EXERCISE: Every entry must be repeated exactly. Exclude all pictures.

──────── INPUT MATERIAL

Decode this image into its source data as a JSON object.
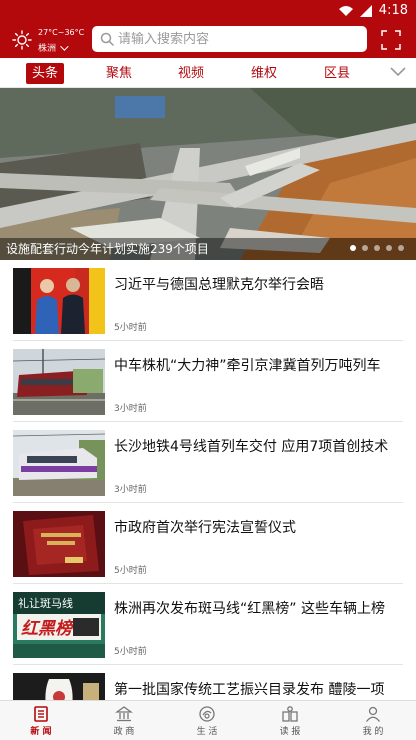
{
  "status_bar": {
    "time": "4:18"
  },
  "header": {
    "weather": {
      "temp": "27°C~36°C",
      "city": "株洲"
    },
    "search": {
      "placeholder": "请输入搜索内容",
      "value": ""
    }
  },
  "tabs": [
    {
      "label": "头条",
      "active": true
    },
    {
      "label": "聚焦",
      "active": false
    },
    {
      "label": "视频",
      "active": false
    },
    {
      "label": "维权",
      "active": false
    },
    {
      "label": "区县",
      "active": false
    }
  ],
  "banner": {
    "caption": "设施配套行动今年计划实施239个项目",
    "slide_count": 5,
    "active_slide": 1
  },
  "news": [
    {
      "title": "习近平与德国总理默克尔举行会晤",
      "time": "5小时前"
    },
    {
      "title": "中车株机“大力神”牵引京津冀首列万吨列车",
      "time": "3小时前"
    },
    {
      "title": "长沙地铁4号线首列车交付 应用7项首创技术",
      "time": "3小时前"
    },
    {
      "title": "市政府首次举行宪法宣誓仪式",
      "time": "5小时前"
    },
    {
      "title": "株洲再次发布斑马线“红黑榜” 这些车辆上榜",
      "time": "5小时前"
    },
    {
      "title": "第一批国家传统工艺振兴目录发布 醴陵一项",
      "time": ""
    }
  ],
  "thumb_text": {
    "sign_top": "礼让斑马线",
    "sign_main": "红黑榜"
  },
  "bottom_nav": [
    {
      "label": "新 闻",
      "icon": "newspaper-icon",
      "active": true
    },
    {
      "label": "政 商",
      "icon": "government-icon",
      "active": false
    },
    {
      "label": "生 活",
      "icon": "life-icon",
      "active": false
    },
    {
      "label": "读 报",
      "icon": "read-paper-icon",
      "active": false
    },
    {
      "label": "我 的",
      "icon": "user-icon",
      "active": false
    }
  ],
  "colors": {
    "brand": "#b3080c",
    "text": "#111111",
    "muted": "#666666"
  }
}
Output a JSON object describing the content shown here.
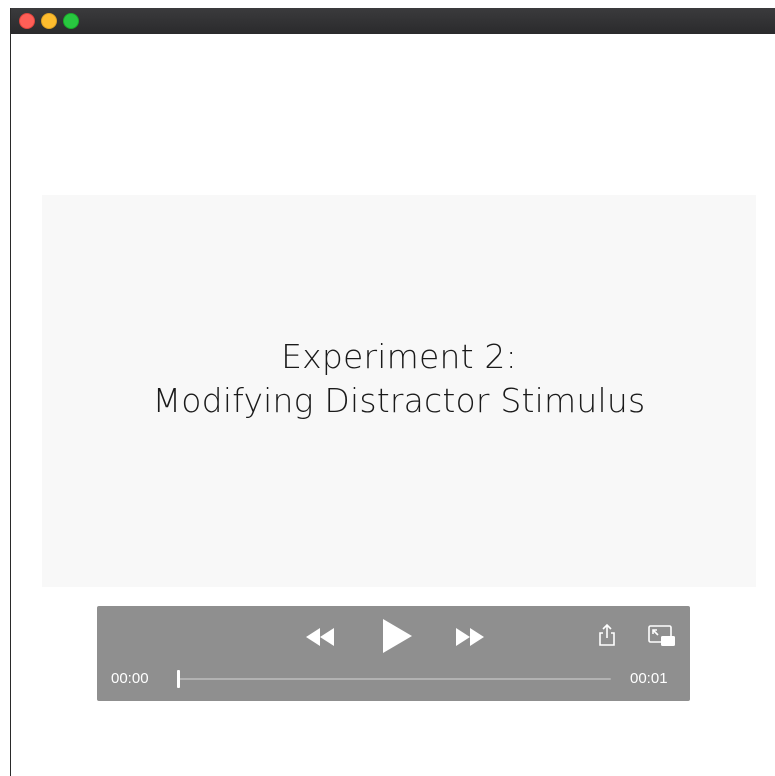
{
  "window": {
    "traffic_lights": {
      "close": "#fe5f57",
      "minimize": "#febc2e",
      "maximize": "#28c840"
    }
  },
  "slide": {
    "title_line1": "Experiment 2:",
    "title_line2": "Modifying Distractor Stimulus"
  },
  "player": {
    "elapsed_time": "00:00",
    "total_time": "00:01",
    "progress": 0,
    "icons": {
      "rewind": "rewind-icon",
      "play": "play-icon",
      "fast_forward": "fast-forward-icon",
      "share": "share-icon",
      "pip": "picture-in-picture-icon"
    }
  }
}
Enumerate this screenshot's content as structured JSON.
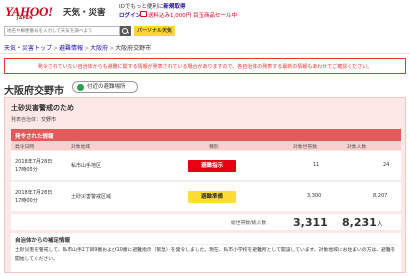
{
  "header": {
    "logo_text": "YAHOO!",
    "logo_sub": "JAPAN",
    "site_name": "天気・災害",
    "promo_prefix": "IDでもっと便利に",
    "promo_link": "新規取得",
    "login": "ログイン",
    "promo_shipping": "送料込み1,000円 目玉商品セール中"
  },
  "search": {
    "placeholder": "地名や郵便番号を入力して天気を調べよう",
    "weather_button": "パーソナル天気"
  },
  "breadcrumb": {
    "items": [
      "天気・災害トップ",
      "避難情報",
      "大阪府"
    ],
    "current": "大阪府交野市"
  },
  "alert": {
    "text": "発令されていない自治体からも避難に関する情報が発表されている場合がありますので、各自治体の発表する最新の情報もあわせてご確認ください。"
  },
  "page": {
    "title": "大阪府交野市",
    "shelter_button": "付近の避難場所"
  },
  "section": {
    "title": "土砂災害警戒のため",
    "issuer_label": "発表自治体：",
    "issuer_value": "交野市",
    "info_header": "発令された情報"
  },
  "table": {
    "headers": [
      "発令日時",
      "対象地域",
      "種別",
      "対象世帯数",
      "対象人数"
    ],
    "rows": [
      {
        "date": "2018年7月28日",
        "time": "17時05分",
        "area": "私市山手地区",
        "type": "避難指示",
        "type_color": "red",
        "households": "11",
        "persons": "24"
      },
      {
        "date": "2018年7月28日",
        "time": "17時00分",
        "area": "土砂災害警戒区域",
        "type": "避難準備",
        "type_color": "yellow",
        "households": "3,300",
        "persons": "8,207"
      }
    ],
    "totals_label": "総世帯数/総人数",
    "total_households": "3,311",
    "total_persons": "8,231",
    "persons_unit": "人"
  },
  "supplement": {
    "title": "自治体からの補足情報",
    "text": "土砂災害を警戒して、私市山手2丁目9番および10番に避難指示（緊急）を発令しました。現在、私市小学校を避難所として開設しています。対象地域にお住まいの方は、避難を開始してください。"
  },
  "colors": {
    "brand_red": "#d0021b",
    "alert_red": "#e60012",
    "warning_yellow": "#ffdd33",
    "section_pink": "#fde8e8",
    "header_bar": "#e25a5a"
  }
}
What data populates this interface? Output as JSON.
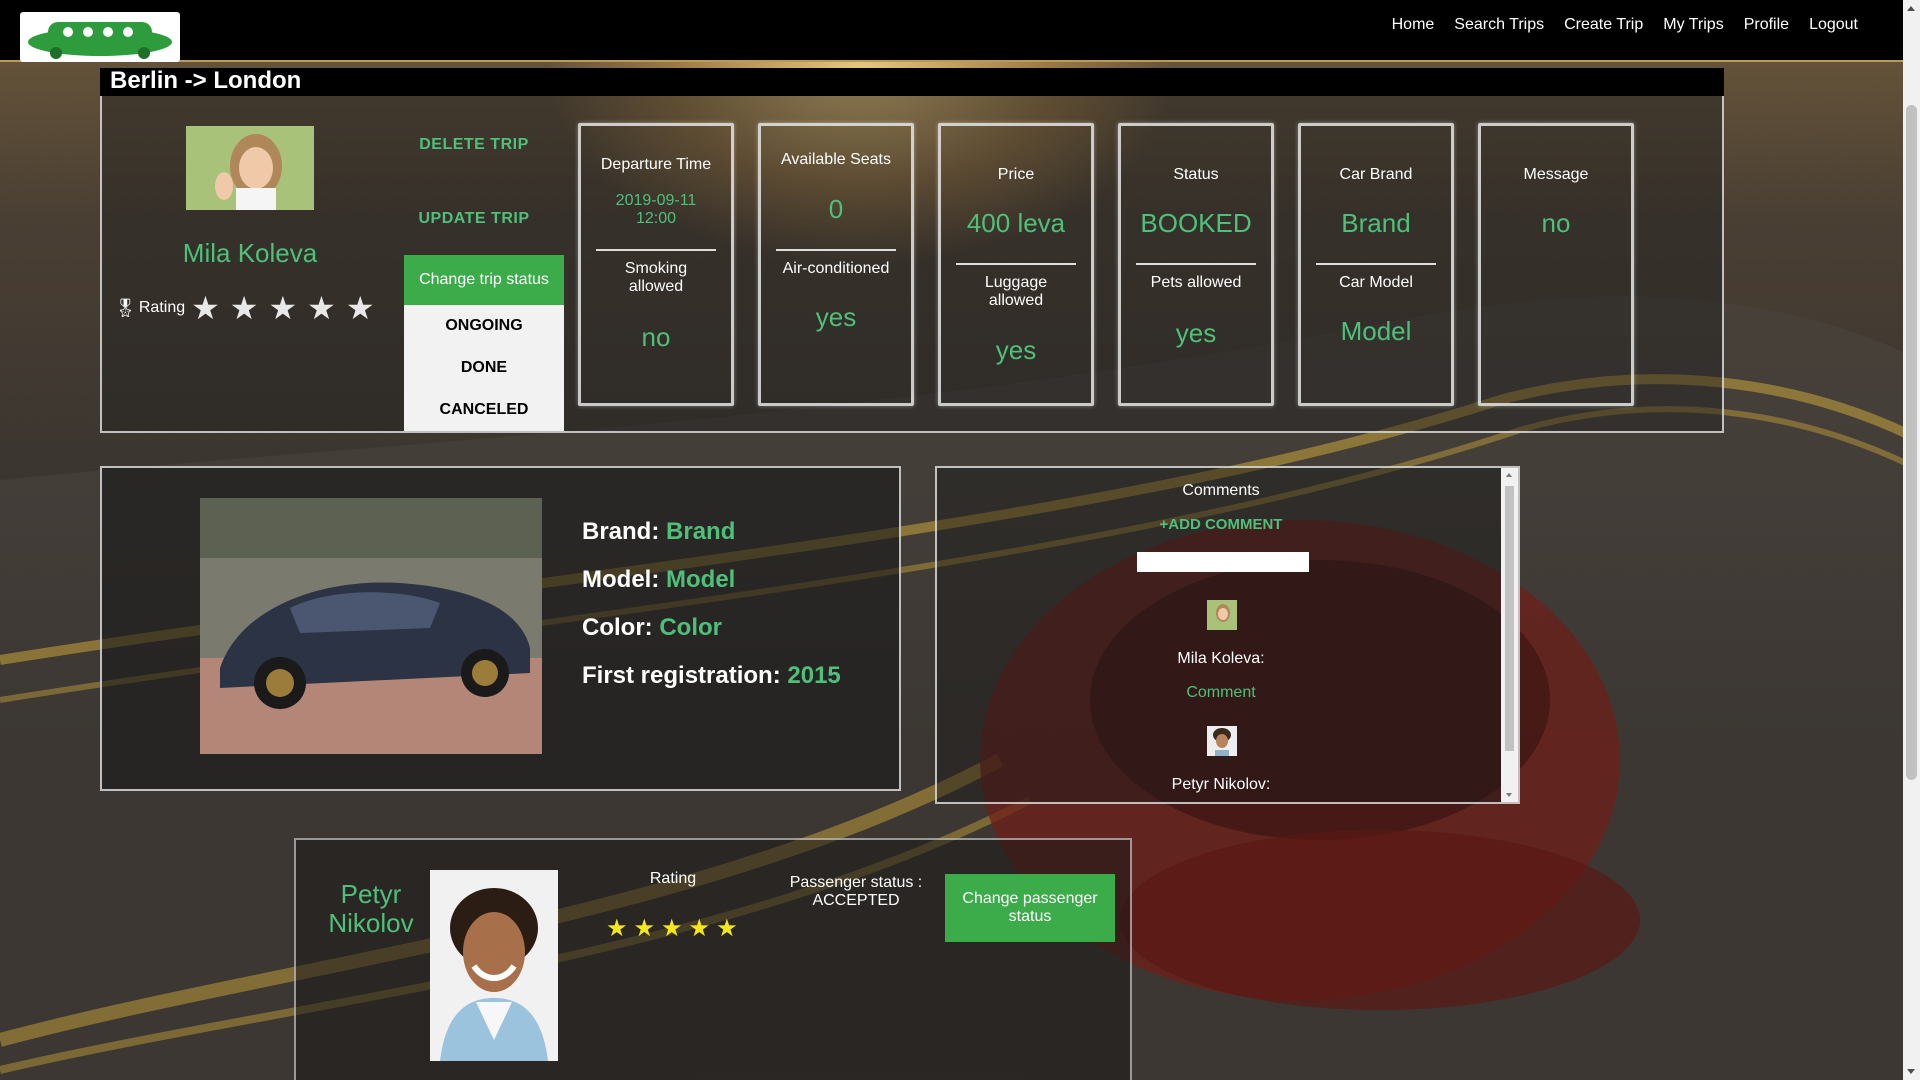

────────────────

FINISHED EXERCISE:
Decode this image into its source data as a JSON object.
{
  "status_bar": {
    "time": "4:18"
  },
  "header": {
    "weather": {
      "temp": "27°C~36°C",
      "city": "株洲"
    },
    "search": {
      "placeholder": "请输入搜索内容",
      "value": ""
    }
  },
  "tabs": [
    {
      "label": "头条",
      "active": true
    },
    {
      "label": "聚焦",
      "active": false
    },
    {
      "label": "视频",
      "active": false
    },
    {
      "label": "维权",
      "active": false
    },
    {
      "label": "区县",
      "active": false
    }
  ],
  "banner": {
    "caption": "设施配套行动今年计划实施239个项目",
    "slide_count": 5,
    "active_slide": 1
  },
  "news": [
    {
      "title": "习近平与德国总理默克尔举行会晤",
      "time": "5小时前"
    },
    {
      "title": "中车株机“大力神”牵引京津冀首列万吨列车",
      "time": "3小时前"
    },
    {
      "title": "长沙地铁4号线首列车交付 应用7项首创技术",
      "time": "3小时前"
    },
    {
      "title": "市政府首次举行宪法宣誓仪式",
      "time": "5小时前"
    },
    {
      "title": "株洲再次发布斑马线“红黑榜” 这些车辆上榜",
      "time": "5小时前"
    },
    {
      "title": "第一批国家传统工艺振兴目录发布 醴陵一项",
      "time": ""
    }
  ],
  "thumb_text": {
    "sign_top": "礼让斑马线",
    "sign_main": "红黑榜"
  },
  "bottom_nav": [
    {
      "label": "新 闻",
      "icon": "newspaper-icon",
      "active": true
    },
    {
      "label": "政 商",
      "icon": "government-icon",
      "active": false
    },
    {
      "label": "生 活",
      "icon": "life-icon",
      "active": false
    },
    {
      "label": "读 报",
      "icon": "read-paper-icon",
      "active": false
    },
    {
      "label": "我 的",
      "icon": "user-icon",
      "active": false
    }
  ],
  "colors": {
    "brand": "#b3080c",
    "text": "#111111",
    "muted": "#666666"
  }
}
Output a JSON object describing the content shown here.
{
  "window": {
    "traffic_lights": {
      "close": "#fe5f57",
      "minimize": "#febc2e",
      "maximize": "#28c840"
    }
  },
  "slide": {
    "title_line1": "Experiment 2:",
    "title_line2": "Modifying Distractor Stimulus"
  },
  "player": {
    "elapsed_time": "00:00",
    "total_time": "00:01",
    "progress": 0,
    "icons": {
      "rewind": "rewind-icon",
      "play": "play-icon",
      "fast_forward": "fast-forward-icon",
      "share": "share-icon",
      "pip": "picture-in-picture-icon"
    }
  }
}
Enumerate this screenshot's content as structured JSON.
{
  "header": {
    "logo_text": "YAHOO!",
    "logo_sub": "JAPAN",
    "site_name": "天気・災害",
    "promo_prefix": "IDでもっと便利に",
    "promo_link": "新規取得",
    "login": "ログイン",
    "promo_shipping": "送料込み1,000円 目玉商品セール中"
  },
  "search": {
    "placeholder": "地名や郵便番号を入力して天気を調べよう",
    "weather_button": "パーソナル天気"
  },
  "breadcrumb": {
    "items": [
      "天気・災害トップ",
      "避難情報",
      "大阪府"
    ],
    "current": "大阪府交野市"
  },
  "alert": {
    "text": "発令されていない自治体からも避難に関する情報が発表されている場合がありますので、各自治体の発表する最新の情報もあわせてご確認ください。"
  },
  "page": {
    "title": "大阪府交野市",
    "shelter_button": "付近の避難場所"
  },
  "section": {
    "title": "土砂災害警戒のため",
    "issuer_label": "発表自治体：",
    "issuer_value": "交野市",
    "info_header": "発令された情報"
  },
  "table": {
    "headers": [
      "発令日時",
      "対象地域",
      "種別",
      "対象世帯数",
      "対象人数"
    ],
    "rows": [
      {
        "date": "2018年7月28日",
        "time": "17時05分",
        "area": "私市山手地区",
        "type": "避難指示",
        "type_color": "red",
        "households": "11",
        "persons": "24"
      },
      {
        "date": "2018年7月28日",
        "time": "17時00分",
        "area": "土砂災害警戒区域",
        "type": "避難準備",
        "type_color": "yellow",
        "households": "3,300",
        "persons": "8,207"
      }
    ],
    "totals_label": "総世帯数/総人数",
    "total_households": "3,311",
    "total_persons": "8,231",
    "persons_unit": "人"
  },
  "supplement": {
    "title": "自治体からの補足情報",
    "text": "土砂災害を警戒して、私市山手2丁目9番および10番に避難指示（緊急）を発令しました。現在、私市小学校を避難所として開設しています。対象地域にお住まいの方は、避難を開始してください。"
  },
  "colors": {
    "brand_red": "#d0021b",
    "alert_red": "#e60012",
    "warning_yellow": "#ffdd33",
    "section_pink": "#fde8e8",
    "header_bar": "#e25a5a"
  }
}
What data populates this interface? Output as JSON.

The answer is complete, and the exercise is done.